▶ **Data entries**
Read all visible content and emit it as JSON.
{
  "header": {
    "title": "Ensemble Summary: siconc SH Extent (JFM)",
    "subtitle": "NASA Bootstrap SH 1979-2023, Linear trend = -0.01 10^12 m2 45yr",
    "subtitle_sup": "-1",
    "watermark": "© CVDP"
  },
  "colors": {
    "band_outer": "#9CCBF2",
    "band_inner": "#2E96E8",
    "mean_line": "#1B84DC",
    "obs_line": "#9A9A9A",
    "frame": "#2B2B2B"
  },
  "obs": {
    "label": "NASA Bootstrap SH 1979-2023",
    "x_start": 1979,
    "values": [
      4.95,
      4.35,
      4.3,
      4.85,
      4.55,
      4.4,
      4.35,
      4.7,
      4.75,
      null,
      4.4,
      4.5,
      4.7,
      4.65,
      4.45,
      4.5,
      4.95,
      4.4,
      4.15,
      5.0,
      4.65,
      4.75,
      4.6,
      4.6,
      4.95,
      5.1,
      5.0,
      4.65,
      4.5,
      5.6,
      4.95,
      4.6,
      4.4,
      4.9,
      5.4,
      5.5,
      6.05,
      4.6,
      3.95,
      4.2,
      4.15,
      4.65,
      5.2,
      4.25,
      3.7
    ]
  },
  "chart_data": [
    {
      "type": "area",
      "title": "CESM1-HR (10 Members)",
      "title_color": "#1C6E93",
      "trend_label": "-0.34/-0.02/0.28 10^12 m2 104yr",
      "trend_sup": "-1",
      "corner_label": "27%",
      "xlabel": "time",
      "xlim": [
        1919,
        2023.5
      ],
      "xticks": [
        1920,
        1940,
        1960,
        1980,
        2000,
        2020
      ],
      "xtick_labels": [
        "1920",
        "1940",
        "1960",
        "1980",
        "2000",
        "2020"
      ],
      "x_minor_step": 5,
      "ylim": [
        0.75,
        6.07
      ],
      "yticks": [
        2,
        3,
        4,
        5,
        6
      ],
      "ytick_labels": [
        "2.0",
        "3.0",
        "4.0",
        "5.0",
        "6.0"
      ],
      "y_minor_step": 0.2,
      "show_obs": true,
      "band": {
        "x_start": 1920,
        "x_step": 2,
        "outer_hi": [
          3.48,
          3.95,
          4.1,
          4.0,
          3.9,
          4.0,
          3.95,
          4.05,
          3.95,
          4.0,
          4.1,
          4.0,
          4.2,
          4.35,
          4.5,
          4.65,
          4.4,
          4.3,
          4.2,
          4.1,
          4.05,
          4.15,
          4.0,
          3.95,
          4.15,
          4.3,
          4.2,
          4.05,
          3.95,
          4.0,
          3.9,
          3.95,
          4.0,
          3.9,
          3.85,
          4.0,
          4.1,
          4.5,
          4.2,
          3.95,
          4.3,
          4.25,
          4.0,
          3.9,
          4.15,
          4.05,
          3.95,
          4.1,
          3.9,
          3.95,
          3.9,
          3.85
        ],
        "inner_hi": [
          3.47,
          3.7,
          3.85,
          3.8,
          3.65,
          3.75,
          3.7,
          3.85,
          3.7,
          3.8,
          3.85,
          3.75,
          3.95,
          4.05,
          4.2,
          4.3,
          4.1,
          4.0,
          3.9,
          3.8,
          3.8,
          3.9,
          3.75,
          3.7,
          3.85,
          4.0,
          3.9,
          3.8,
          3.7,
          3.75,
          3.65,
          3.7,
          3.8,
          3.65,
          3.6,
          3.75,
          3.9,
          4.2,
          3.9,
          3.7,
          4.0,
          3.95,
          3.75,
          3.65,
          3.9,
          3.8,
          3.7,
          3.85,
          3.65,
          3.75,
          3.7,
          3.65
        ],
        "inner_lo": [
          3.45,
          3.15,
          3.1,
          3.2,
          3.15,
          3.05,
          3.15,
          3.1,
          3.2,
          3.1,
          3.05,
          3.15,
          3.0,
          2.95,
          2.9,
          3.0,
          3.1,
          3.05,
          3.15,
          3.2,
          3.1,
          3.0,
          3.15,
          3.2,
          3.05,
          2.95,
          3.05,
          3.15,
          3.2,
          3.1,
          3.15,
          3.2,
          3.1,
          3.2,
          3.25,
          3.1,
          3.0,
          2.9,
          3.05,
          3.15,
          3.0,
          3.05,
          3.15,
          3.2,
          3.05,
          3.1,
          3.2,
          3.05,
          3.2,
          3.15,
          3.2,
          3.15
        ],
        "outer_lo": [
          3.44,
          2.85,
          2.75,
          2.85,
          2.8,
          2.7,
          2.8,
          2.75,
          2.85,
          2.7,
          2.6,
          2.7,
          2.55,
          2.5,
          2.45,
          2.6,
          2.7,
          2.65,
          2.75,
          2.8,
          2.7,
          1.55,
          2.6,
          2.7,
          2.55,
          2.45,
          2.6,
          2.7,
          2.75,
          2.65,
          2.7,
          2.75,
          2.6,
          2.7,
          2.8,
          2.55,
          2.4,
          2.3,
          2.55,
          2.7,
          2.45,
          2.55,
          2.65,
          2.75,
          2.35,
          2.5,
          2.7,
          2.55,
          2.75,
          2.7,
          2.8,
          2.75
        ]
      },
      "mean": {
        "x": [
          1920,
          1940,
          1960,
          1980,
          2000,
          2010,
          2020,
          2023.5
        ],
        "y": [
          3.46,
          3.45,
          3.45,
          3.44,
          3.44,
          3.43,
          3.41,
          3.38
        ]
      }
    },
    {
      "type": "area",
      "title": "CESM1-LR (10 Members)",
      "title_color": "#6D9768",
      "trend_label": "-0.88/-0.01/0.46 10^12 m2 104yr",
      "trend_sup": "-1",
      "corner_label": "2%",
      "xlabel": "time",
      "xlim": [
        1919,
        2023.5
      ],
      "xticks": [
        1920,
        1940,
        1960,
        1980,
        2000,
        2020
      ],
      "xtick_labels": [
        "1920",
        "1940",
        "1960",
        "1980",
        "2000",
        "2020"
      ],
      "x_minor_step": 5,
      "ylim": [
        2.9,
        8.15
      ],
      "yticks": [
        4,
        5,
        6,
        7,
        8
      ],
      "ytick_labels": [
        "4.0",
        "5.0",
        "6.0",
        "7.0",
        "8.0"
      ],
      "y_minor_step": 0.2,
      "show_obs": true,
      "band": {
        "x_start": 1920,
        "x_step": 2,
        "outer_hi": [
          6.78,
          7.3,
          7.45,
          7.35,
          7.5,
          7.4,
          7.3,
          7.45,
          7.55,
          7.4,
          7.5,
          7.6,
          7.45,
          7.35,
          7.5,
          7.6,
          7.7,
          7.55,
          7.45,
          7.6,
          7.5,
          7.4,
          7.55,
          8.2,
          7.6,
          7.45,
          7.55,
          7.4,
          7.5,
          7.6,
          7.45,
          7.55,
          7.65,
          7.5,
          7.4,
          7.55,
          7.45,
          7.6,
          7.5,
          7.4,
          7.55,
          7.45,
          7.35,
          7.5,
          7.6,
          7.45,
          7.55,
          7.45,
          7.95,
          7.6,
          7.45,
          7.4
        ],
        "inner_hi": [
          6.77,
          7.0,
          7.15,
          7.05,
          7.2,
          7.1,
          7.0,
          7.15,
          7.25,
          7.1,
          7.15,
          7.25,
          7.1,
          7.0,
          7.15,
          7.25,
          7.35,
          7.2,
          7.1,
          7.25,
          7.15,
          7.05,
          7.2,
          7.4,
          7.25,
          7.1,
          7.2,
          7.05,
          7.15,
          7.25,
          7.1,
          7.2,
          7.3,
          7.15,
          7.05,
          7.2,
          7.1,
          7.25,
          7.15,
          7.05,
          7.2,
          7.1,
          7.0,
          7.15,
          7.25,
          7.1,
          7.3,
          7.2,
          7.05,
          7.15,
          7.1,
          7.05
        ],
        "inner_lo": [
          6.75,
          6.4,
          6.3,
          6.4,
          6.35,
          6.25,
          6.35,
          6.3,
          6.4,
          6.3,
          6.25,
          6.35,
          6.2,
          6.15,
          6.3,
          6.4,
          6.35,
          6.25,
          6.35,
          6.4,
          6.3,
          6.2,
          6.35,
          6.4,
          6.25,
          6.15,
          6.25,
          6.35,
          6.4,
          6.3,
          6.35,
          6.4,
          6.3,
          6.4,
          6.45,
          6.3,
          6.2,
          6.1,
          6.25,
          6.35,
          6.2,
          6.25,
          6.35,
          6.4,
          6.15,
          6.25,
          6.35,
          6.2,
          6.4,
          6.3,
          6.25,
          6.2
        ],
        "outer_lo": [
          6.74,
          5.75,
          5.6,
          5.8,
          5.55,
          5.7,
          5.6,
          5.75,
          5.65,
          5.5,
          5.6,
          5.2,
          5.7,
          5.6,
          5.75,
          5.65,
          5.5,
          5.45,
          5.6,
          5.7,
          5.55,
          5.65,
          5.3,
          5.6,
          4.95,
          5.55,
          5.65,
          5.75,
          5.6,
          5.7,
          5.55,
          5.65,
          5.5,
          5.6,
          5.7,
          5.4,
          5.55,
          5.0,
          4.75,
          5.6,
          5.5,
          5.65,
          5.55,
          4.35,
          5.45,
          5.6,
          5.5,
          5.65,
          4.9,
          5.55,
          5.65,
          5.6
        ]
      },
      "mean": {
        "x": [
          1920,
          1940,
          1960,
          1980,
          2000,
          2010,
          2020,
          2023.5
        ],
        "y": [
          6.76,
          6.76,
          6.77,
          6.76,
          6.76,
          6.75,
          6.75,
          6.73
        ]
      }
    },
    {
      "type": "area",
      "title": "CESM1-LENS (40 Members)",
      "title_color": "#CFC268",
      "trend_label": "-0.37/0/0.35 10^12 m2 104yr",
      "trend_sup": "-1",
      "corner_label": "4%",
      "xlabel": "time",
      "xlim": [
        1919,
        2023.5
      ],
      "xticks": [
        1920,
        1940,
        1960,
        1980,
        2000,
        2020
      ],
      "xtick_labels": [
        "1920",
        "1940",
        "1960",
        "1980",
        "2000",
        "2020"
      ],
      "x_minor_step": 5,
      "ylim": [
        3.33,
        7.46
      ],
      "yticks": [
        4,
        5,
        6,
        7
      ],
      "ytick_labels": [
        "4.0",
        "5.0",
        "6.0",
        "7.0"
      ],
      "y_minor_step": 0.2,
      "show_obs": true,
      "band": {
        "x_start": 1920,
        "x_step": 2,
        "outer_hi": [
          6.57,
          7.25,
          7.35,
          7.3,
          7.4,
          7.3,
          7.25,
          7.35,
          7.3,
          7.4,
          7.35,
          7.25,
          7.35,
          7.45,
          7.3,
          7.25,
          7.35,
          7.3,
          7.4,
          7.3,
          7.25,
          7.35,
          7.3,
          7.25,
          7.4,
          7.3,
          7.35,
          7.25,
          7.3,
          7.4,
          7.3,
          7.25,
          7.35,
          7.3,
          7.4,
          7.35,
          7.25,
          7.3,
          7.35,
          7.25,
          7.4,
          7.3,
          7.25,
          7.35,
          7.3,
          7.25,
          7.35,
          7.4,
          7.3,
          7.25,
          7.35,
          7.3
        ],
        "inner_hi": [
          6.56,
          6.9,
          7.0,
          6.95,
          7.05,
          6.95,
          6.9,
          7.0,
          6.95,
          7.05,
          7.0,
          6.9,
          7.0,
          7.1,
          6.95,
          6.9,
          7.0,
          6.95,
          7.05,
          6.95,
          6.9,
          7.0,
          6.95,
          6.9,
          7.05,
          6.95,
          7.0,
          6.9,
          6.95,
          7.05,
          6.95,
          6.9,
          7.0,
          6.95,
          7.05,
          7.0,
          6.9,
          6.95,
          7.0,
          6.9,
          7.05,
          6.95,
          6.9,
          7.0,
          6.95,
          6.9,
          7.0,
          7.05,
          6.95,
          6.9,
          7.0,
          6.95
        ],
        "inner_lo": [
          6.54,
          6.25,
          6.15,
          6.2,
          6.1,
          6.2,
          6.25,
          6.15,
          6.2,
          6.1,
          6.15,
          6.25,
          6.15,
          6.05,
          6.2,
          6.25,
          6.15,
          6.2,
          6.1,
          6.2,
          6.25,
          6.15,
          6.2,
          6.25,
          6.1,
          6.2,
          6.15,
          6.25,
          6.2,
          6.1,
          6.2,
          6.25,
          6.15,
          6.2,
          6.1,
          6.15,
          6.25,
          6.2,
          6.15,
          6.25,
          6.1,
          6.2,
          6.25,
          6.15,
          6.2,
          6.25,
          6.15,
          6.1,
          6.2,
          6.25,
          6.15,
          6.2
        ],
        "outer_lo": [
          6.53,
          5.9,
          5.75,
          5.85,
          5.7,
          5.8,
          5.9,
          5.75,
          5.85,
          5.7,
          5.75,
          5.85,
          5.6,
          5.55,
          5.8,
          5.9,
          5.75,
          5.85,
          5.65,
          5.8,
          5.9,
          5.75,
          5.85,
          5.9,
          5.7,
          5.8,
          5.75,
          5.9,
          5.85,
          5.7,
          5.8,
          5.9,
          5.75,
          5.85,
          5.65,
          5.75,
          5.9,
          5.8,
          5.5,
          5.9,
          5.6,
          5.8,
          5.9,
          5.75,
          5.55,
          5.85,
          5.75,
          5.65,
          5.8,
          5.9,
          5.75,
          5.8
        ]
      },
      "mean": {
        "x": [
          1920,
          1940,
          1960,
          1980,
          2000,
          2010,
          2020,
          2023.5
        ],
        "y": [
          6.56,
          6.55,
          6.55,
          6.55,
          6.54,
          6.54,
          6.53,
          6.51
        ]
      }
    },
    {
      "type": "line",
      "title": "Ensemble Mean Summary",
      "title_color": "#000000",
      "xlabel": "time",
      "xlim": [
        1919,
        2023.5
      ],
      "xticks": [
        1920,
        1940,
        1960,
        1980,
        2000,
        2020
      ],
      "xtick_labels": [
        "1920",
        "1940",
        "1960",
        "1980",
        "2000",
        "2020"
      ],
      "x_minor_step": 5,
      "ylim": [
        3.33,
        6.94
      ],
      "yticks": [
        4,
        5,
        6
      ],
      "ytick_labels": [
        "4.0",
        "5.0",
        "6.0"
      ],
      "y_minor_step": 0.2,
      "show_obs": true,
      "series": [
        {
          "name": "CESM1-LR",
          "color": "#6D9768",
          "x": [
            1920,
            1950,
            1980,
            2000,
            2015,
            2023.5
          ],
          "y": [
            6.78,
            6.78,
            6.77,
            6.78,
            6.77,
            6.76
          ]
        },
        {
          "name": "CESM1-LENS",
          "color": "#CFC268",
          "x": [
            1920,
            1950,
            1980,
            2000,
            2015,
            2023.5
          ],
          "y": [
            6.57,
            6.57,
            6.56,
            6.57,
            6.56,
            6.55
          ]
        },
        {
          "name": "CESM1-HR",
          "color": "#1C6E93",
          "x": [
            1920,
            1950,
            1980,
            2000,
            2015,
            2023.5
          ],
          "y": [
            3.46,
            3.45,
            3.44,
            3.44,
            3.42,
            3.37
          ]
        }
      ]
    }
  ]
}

▶ **EXERCISE INSTRUCTIONS**
Select every line above that contains the word "Ensemble", and copy it.

▶ **SOLUTION TO THIS PROBLEM**
    "title": "Ensemble Summary: siconc SH Extent (JFM)",
      "title": "Ensemble Mean Summary",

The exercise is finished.